--- start Material provided ---

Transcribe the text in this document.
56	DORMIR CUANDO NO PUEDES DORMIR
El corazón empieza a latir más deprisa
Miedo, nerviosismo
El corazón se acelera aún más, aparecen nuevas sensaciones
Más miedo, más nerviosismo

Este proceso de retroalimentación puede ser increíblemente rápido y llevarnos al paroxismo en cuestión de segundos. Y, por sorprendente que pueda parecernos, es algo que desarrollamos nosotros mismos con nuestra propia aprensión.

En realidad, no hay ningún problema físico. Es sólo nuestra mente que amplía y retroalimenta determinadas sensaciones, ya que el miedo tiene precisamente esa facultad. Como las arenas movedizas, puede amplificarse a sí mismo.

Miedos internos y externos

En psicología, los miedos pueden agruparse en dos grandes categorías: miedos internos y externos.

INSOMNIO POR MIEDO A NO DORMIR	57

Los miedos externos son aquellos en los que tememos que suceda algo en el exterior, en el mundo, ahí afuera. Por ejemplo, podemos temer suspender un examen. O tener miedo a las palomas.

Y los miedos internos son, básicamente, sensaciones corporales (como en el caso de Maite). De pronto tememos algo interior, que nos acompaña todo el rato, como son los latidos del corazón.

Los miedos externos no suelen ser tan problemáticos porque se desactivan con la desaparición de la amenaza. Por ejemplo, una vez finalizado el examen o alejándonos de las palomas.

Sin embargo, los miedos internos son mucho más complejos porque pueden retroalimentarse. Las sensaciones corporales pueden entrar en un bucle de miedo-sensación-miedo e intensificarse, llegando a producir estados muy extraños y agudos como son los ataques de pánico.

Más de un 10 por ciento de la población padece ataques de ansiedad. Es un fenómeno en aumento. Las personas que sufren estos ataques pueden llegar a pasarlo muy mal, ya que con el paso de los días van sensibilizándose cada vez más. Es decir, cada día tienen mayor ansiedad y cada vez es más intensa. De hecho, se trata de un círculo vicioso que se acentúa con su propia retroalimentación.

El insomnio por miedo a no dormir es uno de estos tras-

--- end Material provided ---

Once more, set down the full listing, verbatim.

Task answer:
Transcribe the text in this document.
56	DORMIR CUANDO NO PUEDES DORMIR
El corazón empieza a latir más deprisa
Miedo, nerviosismo
El corazón se acelera aún más, aparecen nuevas sensaciones
Más miedo, más nerviosismo

Este proceso de retroalimentación puede ser increíblemente rápido y llevarnos al paroxismo en cuestión de segundos. Y, por sorprendente que pueda parecernos, es algo que desarrollamos nosotros mismos con nuestra propia aprensión.

En realidad, no hay ningún problema físico. Es sólo nuestra mente que amplía y retroalimenta determinadas sensaciones, ya que el miedo tiene precisamente esa facultad. Como las arenas movedizas, puede amplificarse a sí mismo.

Miedos internos y externos

En psicología, los miedos pueden agruparse en dos grandes categorías: miedos internos y externos.

INSOMNIO POR MIEDO A NO DORMIR	57

Los miedos externos son aquellos en los que tememos que suceda algo en el exterior, en el mundo, ahí afuera. Por ejemplo, podemos temer suspender un examen. O tener miedo a las palomas.

Y los miedos internos son, básicamente, sensaciones corporales (como en el caso de Maite). De pronto tememos algo interior, que nos acompaña todo el rato, como son los latidos del corazón.

Los miedos externos no suelen ser tan problemáticos porque se desactivan con la desaparición de la amenaza. Por ejemplo, una vez finalizado el examen o alejándonos de las palomas.

Sin embargo, los miedos internos son mucho más complejos porque pueden retroalimentarse. Las sensaciones corporales pueden entrar en un bucle de miedo-sensación-miedo e intensificarse, llegando a producir estados muy extraños y agudos como son los ataques de pánico.

Más de un 10 por ciento de la población padece ataques de ansiedad. Es un fenómeno en aumento. Las personas que sufren estos ataques pueden llegar a pasarlo muy mal, ya que con el paso de los días van sensibilizándose cada vez más. Es decir, cada día tienen mayor ansiedad y cada vez es más intensa. De hecho, se trata de un círculo vicioso que se acentúa con su propia retroalimentación.

El insomnio por miedo a no dormir es uno de estos tras-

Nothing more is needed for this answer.